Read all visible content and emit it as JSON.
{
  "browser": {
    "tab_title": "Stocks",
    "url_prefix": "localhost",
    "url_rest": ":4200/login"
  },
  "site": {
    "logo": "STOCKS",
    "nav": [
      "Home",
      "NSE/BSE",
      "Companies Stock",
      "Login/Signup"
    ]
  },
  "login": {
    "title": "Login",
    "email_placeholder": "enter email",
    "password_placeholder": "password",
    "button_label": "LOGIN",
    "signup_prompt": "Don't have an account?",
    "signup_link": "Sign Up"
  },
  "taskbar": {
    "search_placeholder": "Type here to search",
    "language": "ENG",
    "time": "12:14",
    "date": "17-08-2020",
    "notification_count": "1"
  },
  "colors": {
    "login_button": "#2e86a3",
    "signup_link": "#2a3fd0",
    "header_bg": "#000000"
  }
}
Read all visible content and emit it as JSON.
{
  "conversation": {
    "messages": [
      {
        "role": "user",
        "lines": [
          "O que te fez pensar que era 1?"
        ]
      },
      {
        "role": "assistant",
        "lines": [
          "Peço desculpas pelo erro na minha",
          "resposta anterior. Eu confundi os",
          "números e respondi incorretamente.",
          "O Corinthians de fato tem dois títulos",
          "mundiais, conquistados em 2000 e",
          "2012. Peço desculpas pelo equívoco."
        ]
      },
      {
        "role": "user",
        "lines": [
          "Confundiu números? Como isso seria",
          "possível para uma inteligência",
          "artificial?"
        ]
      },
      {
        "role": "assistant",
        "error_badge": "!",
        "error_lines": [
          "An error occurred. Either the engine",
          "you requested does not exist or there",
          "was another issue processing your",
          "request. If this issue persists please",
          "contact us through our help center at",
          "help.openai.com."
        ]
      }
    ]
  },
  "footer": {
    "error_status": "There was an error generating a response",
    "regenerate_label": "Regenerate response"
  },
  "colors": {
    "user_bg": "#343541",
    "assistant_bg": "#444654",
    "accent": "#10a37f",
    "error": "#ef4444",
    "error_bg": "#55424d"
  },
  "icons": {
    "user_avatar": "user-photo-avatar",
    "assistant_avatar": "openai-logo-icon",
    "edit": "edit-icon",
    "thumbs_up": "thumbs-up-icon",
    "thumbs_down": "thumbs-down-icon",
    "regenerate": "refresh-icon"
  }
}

■ ■ ■

BRIEF
From the records above, how many lines include the word "help"? Only the number is wanted.

EXERCISE ANSWER
2